Aufgabenstellung:
Gib den Abschnitt des Textes über das Oktoberfest zwischen "Die erste Auflage" und "zunehmend das Bild." einschließlich erneut wieder und tausche dabei "Pferderennen" gegen "Schützenwettbewerbe" aus.

Untersuchter Text:
-*-*-

Oktoberfest: Wie aus einer königlichen Hochzeit das größte Volksfest wurde
Franziska MentzelOktoberfest: Wie aus einer königlichen Hochzeit das größte Volksfest wurde
Das Oktoberfest – das größte Bierfest der Welt – zieht seit über zwei Jahrhunderten Besucher in seinen Bann. Was 1810 als königliche Hochzeitsfeier begann, hat sich längst zu einer globalen Tradition entwickelt. Jahr für Jahr strömen Millionen Gäste nach München, um auf der Theresienwiese das farbenfrohe Treiben mitzuerleben.
Die erste Auflage des Festes fand am 12. Oktober 1810 statt – aus Anlass der Vermählung von Kronprinz Ludwig von Bayern mit Prinzessin Therese von Sachsen-Hildburghausen. Die Feierlichkeiten wurden damals auf den Feldern vor den Toren Münchens abgehalten, die später zu Ehren der Braut in Theresienwiese – Theresens Wiese – umbenannt wurden. Mit der Zeit wuchs das Fest über Pferderennen und Gelage hinaus: Bierzelte, Fahrgeschäfte und traditionelle bayerische Blasmusik prägten zunehmend das Bild.

-*-*-

Daten zur Vorhersage von Begrenzungsrahmen:

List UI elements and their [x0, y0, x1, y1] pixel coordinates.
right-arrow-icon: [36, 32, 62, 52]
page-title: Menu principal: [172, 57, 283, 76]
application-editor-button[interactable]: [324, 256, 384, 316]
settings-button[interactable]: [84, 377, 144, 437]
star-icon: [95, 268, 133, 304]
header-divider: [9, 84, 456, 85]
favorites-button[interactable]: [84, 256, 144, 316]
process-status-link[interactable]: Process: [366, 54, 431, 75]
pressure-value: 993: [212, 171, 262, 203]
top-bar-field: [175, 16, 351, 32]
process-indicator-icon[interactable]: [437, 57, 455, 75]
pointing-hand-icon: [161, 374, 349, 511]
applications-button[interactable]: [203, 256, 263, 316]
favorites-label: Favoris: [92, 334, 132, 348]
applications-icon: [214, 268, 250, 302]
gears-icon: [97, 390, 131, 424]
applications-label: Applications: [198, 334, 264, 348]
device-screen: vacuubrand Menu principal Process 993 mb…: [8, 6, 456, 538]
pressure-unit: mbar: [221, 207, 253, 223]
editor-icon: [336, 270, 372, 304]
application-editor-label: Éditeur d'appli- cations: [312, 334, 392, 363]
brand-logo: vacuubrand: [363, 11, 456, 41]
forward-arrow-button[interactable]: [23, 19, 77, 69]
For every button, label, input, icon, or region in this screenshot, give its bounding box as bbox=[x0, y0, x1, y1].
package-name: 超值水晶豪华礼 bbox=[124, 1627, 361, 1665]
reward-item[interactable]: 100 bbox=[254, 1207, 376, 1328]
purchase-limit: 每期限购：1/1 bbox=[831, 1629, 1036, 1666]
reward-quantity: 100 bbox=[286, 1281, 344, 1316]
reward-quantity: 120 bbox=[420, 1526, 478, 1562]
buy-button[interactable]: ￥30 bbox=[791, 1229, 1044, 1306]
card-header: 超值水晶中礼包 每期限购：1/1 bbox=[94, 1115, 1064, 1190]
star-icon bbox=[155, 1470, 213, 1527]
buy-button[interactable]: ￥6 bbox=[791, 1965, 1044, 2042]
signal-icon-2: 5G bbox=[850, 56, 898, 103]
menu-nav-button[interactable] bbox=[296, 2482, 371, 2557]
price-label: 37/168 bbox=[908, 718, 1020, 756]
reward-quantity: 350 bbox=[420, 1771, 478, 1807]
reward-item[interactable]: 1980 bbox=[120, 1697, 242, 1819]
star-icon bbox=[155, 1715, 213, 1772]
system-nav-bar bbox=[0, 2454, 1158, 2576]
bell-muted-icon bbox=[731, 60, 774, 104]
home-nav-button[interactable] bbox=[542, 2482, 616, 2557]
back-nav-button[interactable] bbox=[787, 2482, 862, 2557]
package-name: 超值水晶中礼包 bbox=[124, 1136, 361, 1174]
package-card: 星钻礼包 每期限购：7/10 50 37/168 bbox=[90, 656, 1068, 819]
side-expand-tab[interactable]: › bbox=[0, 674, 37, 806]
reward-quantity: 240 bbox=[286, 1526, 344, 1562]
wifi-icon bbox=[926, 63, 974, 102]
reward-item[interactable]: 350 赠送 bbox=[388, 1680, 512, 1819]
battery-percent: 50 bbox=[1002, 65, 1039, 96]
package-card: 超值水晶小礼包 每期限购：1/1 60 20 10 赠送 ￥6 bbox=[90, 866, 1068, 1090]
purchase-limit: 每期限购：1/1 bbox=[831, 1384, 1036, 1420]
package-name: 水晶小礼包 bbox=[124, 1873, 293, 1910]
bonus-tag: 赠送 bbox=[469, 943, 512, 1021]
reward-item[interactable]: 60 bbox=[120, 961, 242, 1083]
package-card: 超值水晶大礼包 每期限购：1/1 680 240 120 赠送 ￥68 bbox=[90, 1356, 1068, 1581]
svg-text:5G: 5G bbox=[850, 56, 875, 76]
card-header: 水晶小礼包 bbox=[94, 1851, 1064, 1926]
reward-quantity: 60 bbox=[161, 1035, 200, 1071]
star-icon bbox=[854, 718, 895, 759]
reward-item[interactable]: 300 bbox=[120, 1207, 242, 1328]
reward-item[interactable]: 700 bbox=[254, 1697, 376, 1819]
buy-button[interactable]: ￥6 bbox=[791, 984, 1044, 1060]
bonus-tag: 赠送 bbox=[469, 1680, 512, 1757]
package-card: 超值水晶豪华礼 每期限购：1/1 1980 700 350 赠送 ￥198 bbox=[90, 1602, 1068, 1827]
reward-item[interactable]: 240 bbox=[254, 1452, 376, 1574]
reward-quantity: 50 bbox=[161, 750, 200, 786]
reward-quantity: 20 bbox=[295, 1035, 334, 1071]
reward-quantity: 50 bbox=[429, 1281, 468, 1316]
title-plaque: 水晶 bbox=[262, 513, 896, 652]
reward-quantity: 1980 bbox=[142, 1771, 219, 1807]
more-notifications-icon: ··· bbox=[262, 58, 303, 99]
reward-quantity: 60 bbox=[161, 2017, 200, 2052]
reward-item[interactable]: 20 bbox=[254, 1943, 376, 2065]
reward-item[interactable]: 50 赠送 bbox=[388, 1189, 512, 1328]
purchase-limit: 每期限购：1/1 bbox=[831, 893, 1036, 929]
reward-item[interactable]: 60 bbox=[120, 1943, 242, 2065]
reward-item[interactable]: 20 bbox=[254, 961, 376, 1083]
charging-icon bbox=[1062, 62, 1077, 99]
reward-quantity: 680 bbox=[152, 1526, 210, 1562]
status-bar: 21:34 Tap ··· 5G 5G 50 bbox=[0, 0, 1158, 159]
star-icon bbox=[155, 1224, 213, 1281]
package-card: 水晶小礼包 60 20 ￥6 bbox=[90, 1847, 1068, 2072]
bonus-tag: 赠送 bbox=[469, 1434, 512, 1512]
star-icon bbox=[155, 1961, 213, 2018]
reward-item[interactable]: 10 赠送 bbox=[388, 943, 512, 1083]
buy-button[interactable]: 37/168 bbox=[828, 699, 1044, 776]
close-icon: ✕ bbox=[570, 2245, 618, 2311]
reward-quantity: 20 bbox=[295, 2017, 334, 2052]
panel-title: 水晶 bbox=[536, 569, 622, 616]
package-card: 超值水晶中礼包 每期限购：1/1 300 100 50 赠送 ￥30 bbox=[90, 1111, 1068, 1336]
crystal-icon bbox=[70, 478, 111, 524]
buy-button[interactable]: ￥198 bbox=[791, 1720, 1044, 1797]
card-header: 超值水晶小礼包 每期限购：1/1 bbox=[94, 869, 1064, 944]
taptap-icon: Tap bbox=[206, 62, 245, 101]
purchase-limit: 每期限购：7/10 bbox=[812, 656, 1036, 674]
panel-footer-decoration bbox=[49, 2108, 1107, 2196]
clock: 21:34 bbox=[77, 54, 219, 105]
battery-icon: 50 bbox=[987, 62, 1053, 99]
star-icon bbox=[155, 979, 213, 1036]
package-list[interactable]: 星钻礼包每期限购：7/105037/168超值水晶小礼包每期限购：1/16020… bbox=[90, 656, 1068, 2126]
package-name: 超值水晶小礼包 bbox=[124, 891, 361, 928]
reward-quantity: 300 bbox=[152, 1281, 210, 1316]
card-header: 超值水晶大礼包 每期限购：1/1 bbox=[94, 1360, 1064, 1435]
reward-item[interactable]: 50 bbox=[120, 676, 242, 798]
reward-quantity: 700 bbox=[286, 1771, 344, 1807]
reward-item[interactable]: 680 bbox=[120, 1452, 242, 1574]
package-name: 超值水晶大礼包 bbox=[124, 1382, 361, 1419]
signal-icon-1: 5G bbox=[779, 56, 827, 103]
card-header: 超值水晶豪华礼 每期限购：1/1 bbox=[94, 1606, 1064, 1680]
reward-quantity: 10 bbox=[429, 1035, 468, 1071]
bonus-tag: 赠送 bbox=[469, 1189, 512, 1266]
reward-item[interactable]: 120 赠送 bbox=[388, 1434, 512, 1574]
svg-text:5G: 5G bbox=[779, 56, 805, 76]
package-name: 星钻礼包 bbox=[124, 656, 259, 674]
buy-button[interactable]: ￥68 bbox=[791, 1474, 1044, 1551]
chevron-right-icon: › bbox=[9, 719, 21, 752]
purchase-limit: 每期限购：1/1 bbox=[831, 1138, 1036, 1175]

-*-*-

Fertige Lösung:
Die erste Auflage des Festes fand am 12. Oktober 1810 statt – aus Anlass der Vermählung von Kronprinz Ludwig von Bayern mit Prinzessin Therese von Sachsen-Hildburghausen. Die Feierlichkeiten wurden damals auf den Feldern vor den Toren Münchens abgehalten, die später zu Ehren der Braut in Theresienwiese – Theresens Wiese – umbenannt wurden. Mit der Zeit wuchs das Fest über Schützenwettbewerbe und Gelage hinaus: Bierzelte, Fahrgeschäfte und traditionelle bayerische Blasmusik prägten zunehmend das Bild.